TASK BRIEF: Copy whichever lines contain the string "nStereotypes".

'''

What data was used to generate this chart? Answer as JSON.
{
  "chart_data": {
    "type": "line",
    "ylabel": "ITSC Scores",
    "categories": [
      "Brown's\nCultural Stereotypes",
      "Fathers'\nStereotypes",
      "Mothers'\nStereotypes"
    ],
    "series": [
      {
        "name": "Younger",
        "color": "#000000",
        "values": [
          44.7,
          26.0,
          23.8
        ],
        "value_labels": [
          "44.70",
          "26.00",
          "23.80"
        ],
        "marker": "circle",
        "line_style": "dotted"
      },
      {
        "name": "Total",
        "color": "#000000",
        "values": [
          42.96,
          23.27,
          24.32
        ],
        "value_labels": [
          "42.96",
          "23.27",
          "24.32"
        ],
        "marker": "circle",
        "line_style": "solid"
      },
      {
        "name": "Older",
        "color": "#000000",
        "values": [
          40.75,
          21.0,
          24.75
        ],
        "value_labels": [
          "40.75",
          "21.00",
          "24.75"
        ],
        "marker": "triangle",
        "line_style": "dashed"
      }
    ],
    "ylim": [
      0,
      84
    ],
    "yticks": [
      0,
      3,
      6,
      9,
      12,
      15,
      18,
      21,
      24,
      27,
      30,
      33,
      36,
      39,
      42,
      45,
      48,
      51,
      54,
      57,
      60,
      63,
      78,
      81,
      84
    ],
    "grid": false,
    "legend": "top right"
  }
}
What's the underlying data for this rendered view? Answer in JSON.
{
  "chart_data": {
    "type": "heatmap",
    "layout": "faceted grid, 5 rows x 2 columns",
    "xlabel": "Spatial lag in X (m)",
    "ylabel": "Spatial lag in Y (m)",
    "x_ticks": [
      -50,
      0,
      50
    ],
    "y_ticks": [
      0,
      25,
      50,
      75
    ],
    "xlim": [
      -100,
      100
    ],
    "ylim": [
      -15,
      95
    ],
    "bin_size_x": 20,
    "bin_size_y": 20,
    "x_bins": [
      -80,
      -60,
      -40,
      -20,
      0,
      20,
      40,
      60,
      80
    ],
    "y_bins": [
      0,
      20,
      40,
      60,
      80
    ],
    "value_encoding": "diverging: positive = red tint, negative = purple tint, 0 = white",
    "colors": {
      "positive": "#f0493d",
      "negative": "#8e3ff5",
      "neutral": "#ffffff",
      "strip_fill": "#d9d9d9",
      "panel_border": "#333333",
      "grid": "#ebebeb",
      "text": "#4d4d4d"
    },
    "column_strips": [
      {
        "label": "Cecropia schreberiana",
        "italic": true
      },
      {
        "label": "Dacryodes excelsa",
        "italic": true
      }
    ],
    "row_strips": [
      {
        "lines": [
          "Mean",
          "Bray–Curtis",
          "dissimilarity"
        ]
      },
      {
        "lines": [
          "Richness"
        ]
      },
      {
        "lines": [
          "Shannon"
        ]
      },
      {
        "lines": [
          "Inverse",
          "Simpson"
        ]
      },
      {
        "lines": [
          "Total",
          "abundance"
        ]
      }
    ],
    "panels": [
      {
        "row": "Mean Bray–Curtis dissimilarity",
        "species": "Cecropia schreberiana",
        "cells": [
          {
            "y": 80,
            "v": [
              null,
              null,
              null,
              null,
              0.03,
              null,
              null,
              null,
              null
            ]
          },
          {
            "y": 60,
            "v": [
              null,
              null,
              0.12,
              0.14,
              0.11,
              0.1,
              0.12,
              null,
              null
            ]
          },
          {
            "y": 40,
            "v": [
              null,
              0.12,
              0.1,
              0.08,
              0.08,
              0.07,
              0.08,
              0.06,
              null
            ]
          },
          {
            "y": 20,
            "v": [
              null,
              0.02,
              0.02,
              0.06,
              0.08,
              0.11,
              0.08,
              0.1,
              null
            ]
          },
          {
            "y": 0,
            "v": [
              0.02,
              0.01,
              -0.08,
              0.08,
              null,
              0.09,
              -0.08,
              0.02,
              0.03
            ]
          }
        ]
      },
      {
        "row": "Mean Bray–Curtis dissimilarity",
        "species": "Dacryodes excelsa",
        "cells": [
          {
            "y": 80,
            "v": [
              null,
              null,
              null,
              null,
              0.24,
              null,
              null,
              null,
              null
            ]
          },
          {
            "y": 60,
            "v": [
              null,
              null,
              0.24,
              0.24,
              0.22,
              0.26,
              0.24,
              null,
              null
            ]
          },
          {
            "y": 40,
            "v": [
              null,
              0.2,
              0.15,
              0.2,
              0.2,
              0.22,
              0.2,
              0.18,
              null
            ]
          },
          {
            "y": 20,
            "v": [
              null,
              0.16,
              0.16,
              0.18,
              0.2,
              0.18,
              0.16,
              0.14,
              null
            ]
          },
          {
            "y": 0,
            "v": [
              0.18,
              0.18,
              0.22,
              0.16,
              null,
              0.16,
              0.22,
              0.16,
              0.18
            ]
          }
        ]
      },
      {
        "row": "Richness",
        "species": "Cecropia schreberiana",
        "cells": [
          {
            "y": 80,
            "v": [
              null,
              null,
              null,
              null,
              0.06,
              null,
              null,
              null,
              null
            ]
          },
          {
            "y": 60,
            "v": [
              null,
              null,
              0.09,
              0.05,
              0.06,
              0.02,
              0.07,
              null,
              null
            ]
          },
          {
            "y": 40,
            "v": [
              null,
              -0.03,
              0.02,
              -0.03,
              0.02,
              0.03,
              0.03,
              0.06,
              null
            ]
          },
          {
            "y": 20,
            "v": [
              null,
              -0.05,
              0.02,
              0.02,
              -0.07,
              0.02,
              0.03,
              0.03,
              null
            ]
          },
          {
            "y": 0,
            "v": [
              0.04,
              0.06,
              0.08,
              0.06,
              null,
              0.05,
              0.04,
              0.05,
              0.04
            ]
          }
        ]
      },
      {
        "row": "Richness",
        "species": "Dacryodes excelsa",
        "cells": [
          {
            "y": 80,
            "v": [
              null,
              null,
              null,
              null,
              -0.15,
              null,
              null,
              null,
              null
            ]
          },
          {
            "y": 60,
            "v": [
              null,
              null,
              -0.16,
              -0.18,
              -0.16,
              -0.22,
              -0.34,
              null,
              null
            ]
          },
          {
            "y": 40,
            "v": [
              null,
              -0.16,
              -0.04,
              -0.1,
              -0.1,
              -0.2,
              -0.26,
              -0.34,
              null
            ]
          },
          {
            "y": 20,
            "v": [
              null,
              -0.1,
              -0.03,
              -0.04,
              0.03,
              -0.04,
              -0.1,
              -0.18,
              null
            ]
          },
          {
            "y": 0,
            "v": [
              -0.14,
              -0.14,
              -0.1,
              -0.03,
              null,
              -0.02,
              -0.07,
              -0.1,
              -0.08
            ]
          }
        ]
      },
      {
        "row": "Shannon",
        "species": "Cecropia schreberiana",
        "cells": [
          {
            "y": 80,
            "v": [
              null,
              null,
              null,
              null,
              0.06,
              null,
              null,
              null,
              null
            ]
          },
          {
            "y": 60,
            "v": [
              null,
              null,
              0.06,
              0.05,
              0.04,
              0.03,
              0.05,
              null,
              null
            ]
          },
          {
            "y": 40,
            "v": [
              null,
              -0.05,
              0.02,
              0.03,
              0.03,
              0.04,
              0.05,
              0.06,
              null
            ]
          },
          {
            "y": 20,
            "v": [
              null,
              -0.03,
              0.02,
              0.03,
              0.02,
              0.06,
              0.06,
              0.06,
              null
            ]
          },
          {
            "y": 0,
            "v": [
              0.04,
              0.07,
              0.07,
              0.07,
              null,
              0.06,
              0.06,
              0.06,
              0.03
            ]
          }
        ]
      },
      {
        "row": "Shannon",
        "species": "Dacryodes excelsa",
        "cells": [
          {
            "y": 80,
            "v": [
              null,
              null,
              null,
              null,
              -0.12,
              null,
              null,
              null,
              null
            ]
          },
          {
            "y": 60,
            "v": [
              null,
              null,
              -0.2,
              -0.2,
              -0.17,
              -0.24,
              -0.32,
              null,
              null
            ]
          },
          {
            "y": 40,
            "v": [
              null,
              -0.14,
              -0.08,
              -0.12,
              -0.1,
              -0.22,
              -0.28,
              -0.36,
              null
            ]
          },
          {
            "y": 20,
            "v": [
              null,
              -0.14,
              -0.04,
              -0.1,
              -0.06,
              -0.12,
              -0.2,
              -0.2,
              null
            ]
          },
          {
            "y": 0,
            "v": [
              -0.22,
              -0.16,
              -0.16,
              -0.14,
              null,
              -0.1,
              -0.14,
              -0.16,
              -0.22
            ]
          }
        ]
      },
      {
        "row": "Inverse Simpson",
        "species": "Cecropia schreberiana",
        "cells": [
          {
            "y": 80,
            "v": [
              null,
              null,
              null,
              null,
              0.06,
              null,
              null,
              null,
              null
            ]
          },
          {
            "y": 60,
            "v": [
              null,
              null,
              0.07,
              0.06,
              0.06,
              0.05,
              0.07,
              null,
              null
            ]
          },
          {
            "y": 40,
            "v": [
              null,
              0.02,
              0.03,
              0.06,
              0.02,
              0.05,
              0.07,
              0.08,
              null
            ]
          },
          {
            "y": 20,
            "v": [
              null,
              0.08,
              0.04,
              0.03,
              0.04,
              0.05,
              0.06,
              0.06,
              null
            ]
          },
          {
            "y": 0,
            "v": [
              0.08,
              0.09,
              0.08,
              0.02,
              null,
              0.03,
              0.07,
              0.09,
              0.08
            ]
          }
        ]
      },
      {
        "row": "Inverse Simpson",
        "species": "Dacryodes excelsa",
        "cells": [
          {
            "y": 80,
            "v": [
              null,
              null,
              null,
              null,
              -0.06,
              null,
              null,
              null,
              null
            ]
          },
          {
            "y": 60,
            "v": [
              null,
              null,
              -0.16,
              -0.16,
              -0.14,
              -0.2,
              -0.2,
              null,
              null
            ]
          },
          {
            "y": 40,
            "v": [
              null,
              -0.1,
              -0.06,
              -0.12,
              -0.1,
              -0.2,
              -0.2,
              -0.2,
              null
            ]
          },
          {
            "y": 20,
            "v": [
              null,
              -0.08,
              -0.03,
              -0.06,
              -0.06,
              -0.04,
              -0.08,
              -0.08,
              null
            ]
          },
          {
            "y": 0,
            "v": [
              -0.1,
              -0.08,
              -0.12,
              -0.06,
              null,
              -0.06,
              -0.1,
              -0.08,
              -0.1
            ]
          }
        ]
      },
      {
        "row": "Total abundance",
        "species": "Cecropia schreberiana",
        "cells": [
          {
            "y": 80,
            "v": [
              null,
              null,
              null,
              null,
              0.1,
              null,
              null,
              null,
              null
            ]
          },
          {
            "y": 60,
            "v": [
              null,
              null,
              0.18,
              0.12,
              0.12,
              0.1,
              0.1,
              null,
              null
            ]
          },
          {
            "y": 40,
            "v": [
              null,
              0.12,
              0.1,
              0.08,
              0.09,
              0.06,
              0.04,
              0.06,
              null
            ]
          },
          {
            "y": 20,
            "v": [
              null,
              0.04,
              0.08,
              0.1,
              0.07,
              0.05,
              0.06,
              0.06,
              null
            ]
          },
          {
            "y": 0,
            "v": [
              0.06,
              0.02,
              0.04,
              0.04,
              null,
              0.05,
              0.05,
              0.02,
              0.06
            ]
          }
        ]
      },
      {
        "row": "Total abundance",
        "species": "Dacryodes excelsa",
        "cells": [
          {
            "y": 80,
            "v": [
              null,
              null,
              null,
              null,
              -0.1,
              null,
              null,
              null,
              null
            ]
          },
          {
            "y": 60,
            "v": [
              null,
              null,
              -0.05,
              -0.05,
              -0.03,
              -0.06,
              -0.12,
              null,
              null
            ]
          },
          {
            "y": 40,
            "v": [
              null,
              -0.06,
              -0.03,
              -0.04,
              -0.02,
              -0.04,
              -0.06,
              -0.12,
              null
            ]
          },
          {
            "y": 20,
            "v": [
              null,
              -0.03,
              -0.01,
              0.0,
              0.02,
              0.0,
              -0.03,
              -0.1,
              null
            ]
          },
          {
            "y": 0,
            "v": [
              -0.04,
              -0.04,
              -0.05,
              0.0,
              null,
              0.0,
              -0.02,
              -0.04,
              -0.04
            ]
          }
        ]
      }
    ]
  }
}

'''

FINAL RESULT:
      "Fathers'\nStereotypes",
      "Mothers'\nStereotypes"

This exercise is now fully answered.